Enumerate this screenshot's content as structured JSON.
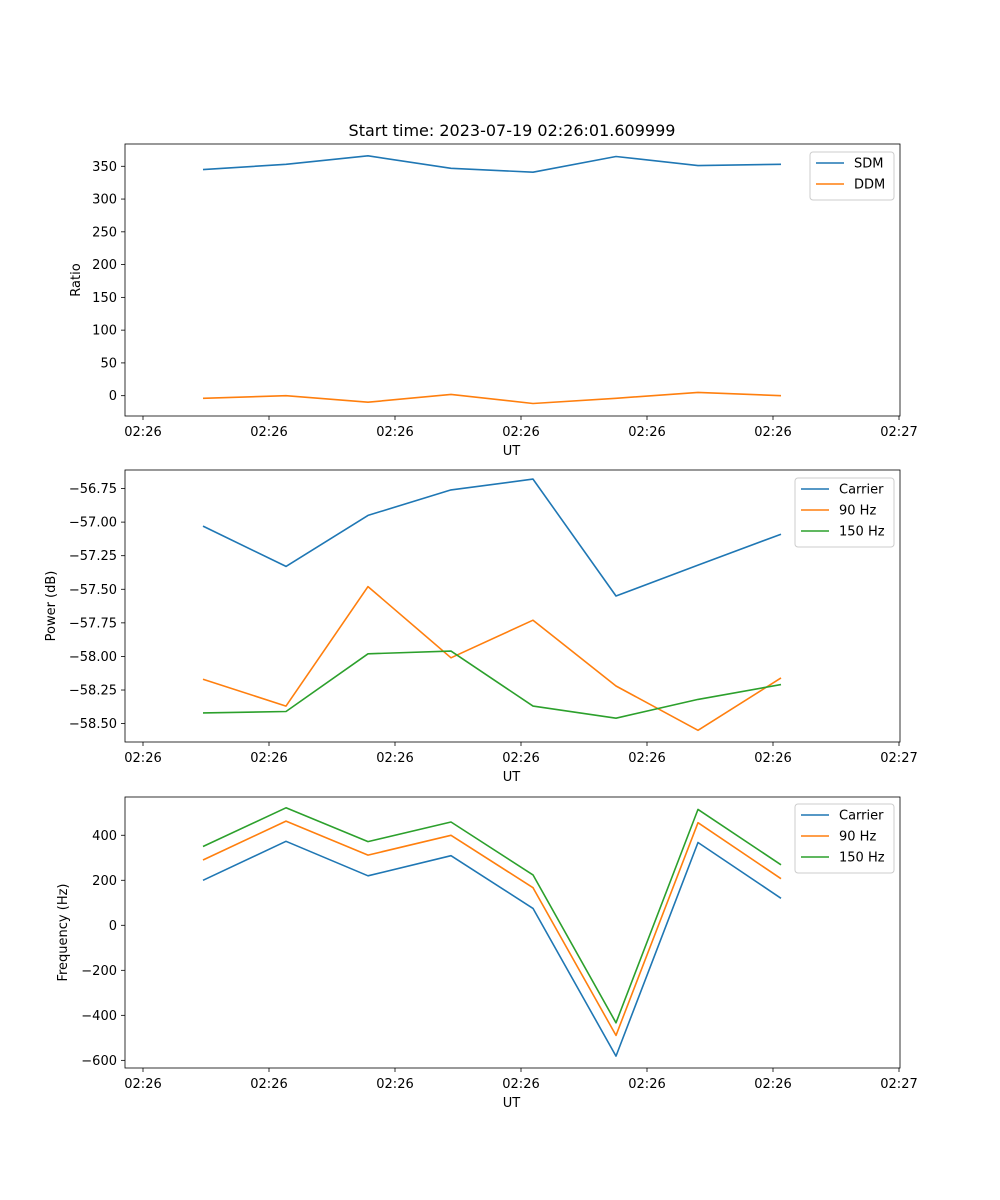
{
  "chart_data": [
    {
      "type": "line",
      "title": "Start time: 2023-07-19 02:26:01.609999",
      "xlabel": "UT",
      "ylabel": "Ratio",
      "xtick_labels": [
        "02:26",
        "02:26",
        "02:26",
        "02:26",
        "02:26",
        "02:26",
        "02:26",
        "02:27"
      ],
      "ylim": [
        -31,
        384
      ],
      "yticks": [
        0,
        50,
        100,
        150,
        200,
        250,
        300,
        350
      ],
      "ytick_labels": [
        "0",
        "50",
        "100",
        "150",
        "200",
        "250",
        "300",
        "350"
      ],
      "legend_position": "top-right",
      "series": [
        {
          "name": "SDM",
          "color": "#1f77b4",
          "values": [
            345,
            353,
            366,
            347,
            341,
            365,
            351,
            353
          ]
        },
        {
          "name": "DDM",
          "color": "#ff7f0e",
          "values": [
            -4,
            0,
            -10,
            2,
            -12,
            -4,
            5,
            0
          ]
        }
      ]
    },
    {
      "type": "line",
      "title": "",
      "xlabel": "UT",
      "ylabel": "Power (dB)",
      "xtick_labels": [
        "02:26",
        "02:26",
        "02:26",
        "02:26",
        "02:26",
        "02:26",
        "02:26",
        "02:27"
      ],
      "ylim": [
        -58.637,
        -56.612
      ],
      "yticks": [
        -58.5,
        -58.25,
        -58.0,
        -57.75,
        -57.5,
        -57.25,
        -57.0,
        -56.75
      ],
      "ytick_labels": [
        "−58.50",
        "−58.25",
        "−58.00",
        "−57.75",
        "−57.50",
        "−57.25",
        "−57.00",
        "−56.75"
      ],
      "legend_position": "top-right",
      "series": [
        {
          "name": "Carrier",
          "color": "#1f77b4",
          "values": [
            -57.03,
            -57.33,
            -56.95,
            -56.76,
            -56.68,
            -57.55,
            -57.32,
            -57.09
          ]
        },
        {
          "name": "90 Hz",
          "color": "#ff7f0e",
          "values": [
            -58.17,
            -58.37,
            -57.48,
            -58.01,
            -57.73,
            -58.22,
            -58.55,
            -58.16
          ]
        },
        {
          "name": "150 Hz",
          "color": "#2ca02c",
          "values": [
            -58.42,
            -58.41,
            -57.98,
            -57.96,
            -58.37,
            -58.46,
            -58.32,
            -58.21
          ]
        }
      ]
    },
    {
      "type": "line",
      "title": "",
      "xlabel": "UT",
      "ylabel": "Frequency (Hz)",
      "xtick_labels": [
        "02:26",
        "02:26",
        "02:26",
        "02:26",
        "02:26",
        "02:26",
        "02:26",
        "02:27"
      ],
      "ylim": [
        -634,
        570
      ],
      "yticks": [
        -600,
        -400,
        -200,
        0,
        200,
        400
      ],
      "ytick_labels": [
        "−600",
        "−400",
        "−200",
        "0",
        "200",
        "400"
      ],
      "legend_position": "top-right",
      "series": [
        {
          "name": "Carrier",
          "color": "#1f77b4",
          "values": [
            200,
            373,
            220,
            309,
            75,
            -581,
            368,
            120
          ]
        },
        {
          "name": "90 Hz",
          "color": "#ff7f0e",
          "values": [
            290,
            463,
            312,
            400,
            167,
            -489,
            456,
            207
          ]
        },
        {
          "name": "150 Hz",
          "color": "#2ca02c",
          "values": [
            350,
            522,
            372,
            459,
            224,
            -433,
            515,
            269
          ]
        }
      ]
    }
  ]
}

******

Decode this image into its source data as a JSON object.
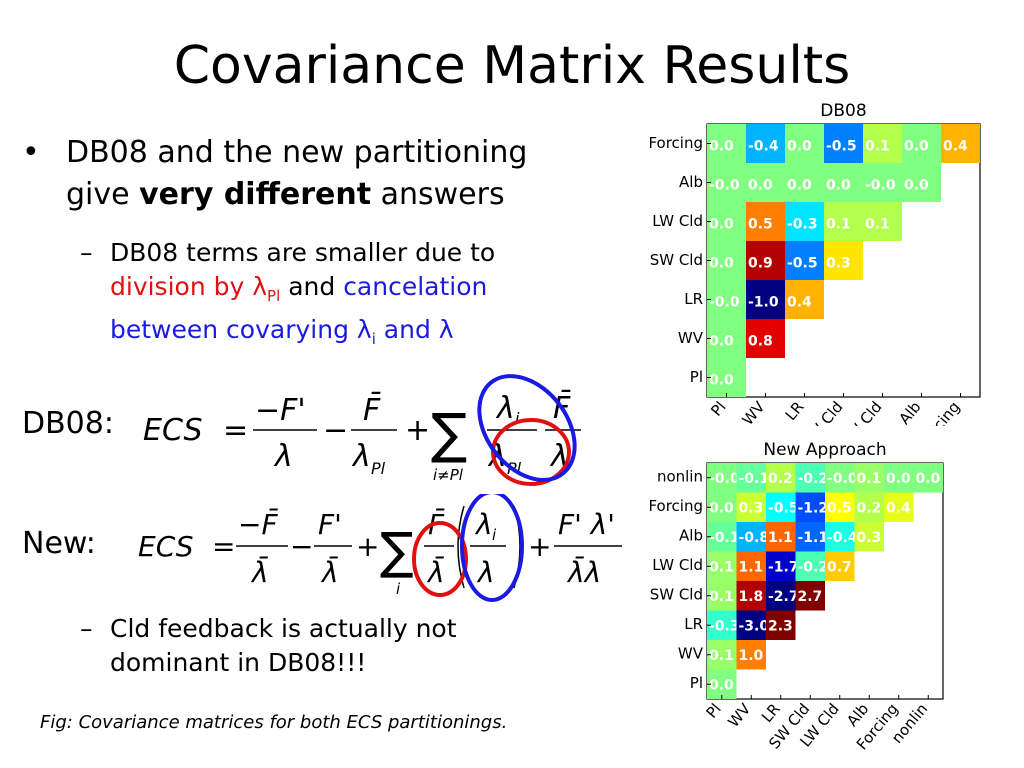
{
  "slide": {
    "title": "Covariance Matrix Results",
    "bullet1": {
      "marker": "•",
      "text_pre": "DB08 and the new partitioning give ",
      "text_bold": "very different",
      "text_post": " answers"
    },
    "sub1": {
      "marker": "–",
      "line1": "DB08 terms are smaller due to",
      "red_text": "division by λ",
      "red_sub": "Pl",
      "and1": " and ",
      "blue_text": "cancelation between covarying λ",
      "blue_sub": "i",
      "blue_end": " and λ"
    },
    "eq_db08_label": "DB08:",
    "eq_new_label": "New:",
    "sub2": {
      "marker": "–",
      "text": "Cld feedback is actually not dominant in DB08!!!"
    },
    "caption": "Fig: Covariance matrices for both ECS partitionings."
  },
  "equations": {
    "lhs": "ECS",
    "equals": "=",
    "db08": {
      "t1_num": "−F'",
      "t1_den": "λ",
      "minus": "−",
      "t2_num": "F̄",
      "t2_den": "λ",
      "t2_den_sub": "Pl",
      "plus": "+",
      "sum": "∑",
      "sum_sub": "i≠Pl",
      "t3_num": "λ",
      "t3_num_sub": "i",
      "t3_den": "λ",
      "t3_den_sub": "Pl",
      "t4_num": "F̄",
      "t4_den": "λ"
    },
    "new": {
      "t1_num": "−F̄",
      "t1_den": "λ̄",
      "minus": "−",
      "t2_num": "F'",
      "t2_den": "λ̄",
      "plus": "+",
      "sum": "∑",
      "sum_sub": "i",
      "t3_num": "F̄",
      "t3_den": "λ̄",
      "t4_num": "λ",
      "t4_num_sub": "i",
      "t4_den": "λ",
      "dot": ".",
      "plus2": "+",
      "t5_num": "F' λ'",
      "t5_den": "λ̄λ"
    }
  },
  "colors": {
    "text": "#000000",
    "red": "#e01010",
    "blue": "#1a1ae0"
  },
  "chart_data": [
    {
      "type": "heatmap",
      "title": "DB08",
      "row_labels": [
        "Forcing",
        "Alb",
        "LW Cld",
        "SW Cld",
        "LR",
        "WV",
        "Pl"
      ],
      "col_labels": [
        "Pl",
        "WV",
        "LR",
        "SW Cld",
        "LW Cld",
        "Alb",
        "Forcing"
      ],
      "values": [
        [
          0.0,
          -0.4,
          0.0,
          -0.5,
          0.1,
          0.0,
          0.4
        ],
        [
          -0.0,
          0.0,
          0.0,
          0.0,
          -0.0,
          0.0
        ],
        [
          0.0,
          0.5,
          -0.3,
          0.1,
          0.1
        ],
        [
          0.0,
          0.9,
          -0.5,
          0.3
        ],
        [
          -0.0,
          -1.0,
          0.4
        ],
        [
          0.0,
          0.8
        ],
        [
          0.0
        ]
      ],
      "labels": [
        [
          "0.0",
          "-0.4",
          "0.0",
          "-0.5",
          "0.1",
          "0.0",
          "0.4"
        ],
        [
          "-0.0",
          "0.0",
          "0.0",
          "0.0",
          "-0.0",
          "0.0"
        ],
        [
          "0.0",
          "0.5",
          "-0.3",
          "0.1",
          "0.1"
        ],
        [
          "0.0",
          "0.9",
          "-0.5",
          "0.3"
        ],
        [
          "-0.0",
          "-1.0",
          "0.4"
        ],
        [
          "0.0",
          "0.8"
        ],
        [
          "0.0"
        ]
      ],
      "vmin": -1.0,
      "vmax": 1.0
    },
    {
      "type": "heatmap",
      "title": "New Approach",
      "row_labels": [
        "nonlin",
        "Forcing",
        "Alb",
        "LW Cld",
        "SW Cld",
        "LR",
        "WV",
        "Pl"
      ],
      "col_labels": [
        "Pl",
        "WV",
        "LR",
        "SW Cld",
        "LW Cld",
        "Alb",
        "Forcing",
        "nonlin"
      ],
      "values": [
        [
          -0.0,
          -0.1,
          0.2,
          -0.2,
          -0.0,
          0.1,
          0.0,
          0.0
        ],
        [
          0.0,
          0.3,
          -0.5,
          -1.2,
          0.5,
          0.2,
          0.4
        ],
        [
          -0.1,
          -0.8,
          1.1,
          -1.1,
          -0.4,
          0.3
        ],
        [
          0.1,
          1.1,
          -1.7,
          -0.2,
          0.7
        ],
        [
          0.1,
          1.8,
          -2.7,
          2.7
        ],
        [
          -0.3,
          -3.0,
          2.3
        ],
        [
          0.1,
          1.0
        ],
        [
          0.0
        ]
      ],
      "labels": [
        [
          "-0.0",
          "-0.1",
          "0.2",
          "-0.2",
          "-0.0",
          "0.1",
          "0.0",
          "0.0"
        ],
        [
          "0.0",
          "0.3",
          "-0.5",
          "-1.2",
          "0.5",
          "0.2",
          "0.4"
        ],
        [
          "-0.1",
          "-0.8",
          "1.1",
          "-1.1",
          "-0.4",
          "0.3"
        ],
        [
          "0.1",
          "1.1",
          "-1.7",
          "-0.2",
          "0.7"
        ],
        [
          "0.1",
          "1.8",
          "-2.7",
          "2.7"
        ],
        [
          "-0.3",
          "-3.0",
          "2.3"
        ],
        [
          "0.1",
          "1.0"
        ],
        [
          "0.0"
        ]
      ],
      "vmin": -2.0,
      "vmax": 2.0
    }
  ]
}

******

• YOUR TASK:
Which lines of the material contain the string "this"? List each of them.

• TASK SOLUTION:
Enumerate this screenshot's content as structured JSON.
Decode this image into its source data as a JSON object.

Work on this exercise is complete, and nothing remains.